DATA PROVIDED »
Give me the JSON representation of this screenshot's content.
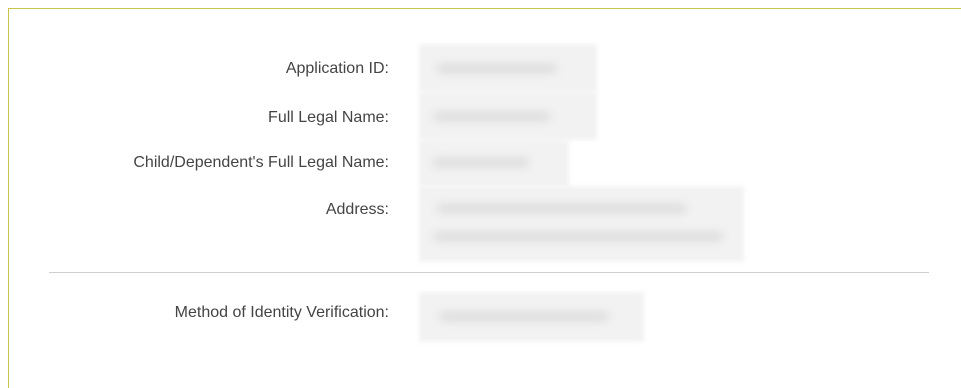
{
  "details": {
    "application_id_label": "Application ID:",
    "full_legal_name_label": "Full Legal Name:",
    "dependent_name_label": "Child/Dependent's Full Legal Name:",
    "address_label": "Address:",
    "verification_method_label": "Method of Identity Verification:"
  }
}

TASK REQUIREMENTS » Retype the whole listing exactly and leave the pictures out.

CORRECT RESULT »
Give me the JSON representation of this screenshot's content.
{
  "details": {
    "application_id_label": "Application ID:",
    "full_legal_name_label": "Full Legal Name:",
    "dependent_name_label": "Child/Dependent's Full Legal Name:",
    "address_label": "Address:",
    "verification_method_label": "Method of Identity Verification:"
  }
}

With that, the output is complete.